→ Problem description: Copy out the entries exactly, from the first line to the last.

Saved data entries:
■ ■ ■ ■ ■ ■ ■
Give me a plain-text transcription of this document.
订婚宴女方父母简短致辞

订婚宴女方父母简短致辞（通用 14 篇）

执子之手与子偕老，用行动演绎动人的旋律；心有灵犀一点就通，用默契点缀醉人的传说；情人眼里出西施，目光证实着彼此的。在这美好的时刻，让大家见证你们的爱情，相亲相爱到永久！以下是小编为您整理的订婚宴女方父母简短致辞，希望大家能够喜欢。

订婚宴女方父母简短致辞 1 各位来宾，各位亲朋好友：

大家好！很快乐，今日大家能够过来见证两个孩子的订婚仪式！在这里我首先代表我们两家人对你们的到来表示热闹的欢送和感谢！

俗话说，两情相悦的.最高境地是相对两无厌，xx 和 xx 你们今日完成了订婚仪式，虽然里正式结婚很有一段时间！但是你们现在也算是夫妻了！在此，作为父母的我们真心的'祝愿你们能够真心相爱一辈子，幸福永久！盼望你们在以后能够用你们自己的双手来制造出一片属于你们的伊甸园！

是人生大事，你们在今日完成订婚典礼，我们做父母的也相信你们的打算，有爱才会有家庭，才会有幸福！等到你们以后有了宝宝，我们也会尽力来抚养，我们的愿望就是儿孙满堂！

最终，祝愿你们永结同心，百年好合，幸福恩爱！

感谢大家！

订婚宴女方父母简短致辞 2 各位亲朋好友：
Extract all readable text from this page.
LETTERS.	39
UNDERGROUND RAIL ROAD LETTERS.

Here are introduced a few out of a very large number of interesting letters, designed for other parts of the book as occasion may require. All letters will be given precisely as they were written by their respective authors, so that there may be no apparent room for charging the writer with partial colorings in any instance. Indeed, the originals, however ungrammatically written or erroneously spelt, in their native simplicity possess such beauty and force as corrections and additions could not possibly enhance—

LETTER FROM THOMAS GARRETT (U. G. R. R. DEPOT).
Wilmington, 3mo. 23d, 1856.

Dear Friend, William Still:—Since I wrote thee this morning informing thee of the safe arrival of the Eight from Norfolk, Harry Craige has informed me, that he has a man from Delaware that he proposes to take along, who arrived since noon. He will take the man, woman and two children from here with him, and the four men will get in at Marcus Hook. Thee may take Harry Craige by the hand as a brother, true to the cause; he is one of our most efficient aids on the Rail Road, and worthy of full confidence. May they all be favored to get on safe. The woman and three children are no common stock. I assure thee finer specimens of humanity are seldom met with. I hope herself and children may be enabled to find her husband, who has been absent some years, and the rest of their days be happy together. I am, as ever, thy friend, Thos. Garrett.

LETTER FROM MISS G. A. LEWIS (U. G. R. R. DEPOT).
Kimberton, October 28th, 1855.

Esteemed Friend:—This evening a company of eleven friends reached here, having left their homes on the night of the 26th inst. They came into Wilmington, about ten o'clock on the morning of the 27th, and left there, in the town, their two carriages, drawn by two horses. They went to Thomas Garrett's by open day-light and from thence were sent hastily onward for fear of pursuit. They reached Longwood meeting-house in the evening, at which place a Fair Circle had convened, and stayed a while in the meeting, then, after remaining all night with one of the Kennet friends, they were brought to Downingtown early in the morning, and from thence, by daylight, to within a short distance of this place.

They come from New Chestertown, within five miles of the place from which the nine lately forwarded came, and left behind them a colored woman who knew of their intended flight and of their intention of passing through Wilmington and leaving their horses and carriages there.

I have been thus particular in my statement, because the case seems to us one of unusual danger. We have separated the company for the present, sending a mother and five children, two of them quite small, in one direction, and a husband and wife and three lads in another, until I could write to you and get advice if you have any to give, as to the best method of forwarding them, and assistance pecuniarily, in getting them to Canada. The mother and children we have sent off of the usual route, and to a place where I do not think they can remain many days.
■ ■ ■ ■ ■ ■ ■
→ Result for this exercise:
Give me a plain-text transcription of this document.
订婚宴女方父母简短致辞

订婚宴女方父母简短致辞（通用 14 篇）

执子之手与子偕老，用行动演绎动人的旋律；心有灵犀一点就通，用默契点缀醉人的传说；情人眼里出西施，目光证实着彼此的。在这美好的时刻，让大家见证你们的爱情，相亲相爱到永久！以下是小编为您整理的订婚宴女方父母简短致辞，希望大家能够喜欢。

订婚宴女方父母简短致辞 1 各位来宾，各位亲朋好友：

大家好！很快乐，今日大家能够过来见证两个孩子的订婚仪式！在这里我首先代表我们两家人对你们的到来表示热闹的欢送和感谢！

俗话说，两情相悦的.最高境地是相对两无厌，xx 和 xx 你们今日完成了订婚仪式，虽然里正式结婚很有一段时间！但是你们现在也算是夫妻了！在此，作为父母的我们真心的'祝愿你们能够真心相爱一辈子，幸福永久！盼望你们在以后能够用你们自己的双手来制造出一片属于你们的伊甸园！

是人生大事，你们在今日完成订婚典礼，我们做父母的也相信你们的打算，有爱才会有家庭，才会有幸福！等到你们以后有了宝宝，我们也会尽力来抚养，我们的愿望就是儿孙满堂！

最终，祝愿你们永结同心，百年好合，幸福恩爱！

感谢大家！

订婚宴女方父母简短致辞 2 各位亲朋好友：
Extract all readable text from this page.
LETTERS.	39
UNDERGROUND RAIL ROAD LETTERS.

Here are introduced a few out of a very large number of interesting letters, designed for other parts of the book as occasion may require. All letters will be given precisely as they were written by their respective authors, so that there may be no apparent room for charging the writer with partial colorings in any instance. Indeed, the originals, however ungrammatically written or erroneously spelt, in their native simplicity possess such beauty and force as corrections and additions could not possibly enhance—

LETTER FROM THOMAS GARRETT (U. G. R. R. DEPOT).
Wilmington, 3mo. 23d, 1856.

Dear Friend, William Still:—Since I wrote thee this morning informing thee of the safe arrival of the Eight from Norfolk, Harry Craige has informed me, that he has a man from Delaware that he proposes to take along, who arrived since noon. He will take the man, woman and two children from here with him, and the four men will get in at Marcus Hook. Thee may take Harry Craige by the hand as a brother, true to the cause; he is one of our most efficient aids on the Rail Road, and worthy of full confidence. May they all be favored to get on safe. The woman and three children are no common stock. I assure thee finer specimens of humanity are seldom met with. I hope herself and children may be enabled to find her husband, who has been absent some years, and the rest of their days be happy together. I am, as ever, thy friend, Thos. Garrett.

LETTER FROM MISS G. A. LEWIS (U. G. R. R. DEPOT).
Kimberton, October 28th, 1855.

Esteemed Friend:—This evening a company of eleven friends reached here, having left their homes on the night of the 26th inst. They came into Wilmington, about ten o'clock on the morning of the 27th, and left there, in the town, their two carriages, drawn by two horses. They went to Thomas Garrett's by open day-light and from thence were sent hastily onward for fear of pursuit. They reached Longwood meeting-house in the evening, at which place a Fair Circle had convened, and stayed a while in the meeting, then, after remaining all night with one of the Kennet friends, they were brought to Downingtown early in the morning, and from thence, by daylight, to within a short distance of this place.

They come from New Chestertown, within five miles of the place from which the nine lately forwarded came, and left behind them a colored woman who knew of their intended flight and of their intention of passing through Wilmington and leaving their horses and carriages there.

I have been thus particular in my statement, because the case seems to us one of unusual danger. We have separated the company for the present, sending a mother and five children, two of them quite small, in one direction, and a husband and wife and three lads in another, until I could write to you and get advice if you have any to give, as to the best method of forwarding them, and assistance pecuniarily, in getting them to Canada. The mother and children we have sent off of the usual route, and to a place where I do not think they can remain many days.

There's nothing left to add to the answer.